§ **REQUIRED WORK**
Determine which lines contain the word "GREEN", then copy those lines.

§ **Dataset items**
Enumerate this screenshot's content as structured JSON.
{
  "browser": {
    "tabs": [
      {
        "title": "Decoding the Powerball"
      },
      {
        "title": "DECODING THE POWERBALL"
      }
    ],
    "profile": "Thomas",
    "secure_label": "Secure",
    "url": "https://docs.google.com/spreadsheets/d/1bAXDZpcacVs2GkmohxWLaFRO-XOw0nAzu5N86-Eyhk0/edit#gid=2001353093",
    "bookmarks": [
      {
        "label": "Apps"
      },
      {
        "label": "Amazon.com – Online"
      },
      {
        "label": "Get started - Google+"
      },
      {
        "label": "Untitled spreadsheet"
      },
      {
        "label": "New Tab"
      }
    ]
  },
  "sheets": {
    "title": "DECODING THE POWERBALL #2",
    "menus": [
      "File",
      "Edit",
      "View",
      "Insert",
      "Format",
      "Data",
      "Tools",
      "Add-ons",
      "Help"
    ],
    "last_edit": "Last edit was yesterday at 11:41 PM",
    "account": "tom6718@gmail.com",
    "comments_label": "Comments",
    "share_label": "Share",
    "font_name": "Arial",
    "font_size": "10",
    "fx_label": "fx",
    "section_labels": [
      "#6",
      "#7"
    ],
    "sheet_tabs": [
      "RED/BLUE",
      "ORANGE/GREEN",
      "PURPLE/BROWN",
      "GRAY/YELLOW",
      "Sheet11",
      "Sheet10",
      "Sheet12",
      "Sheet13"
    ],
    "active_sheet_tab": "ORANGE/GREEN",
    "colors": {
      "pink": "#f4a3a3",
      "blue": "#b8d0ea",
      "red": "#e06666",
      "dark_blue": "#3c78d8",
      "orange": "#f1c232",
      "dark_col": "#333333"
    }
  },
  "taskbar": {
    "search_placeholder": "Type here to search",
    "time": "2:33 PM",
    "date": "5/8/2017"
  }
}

§ **FINISHED TASK**
      "ORANGE/GREEN",
    "active_sheet_tab": "ORANGE/GREEN",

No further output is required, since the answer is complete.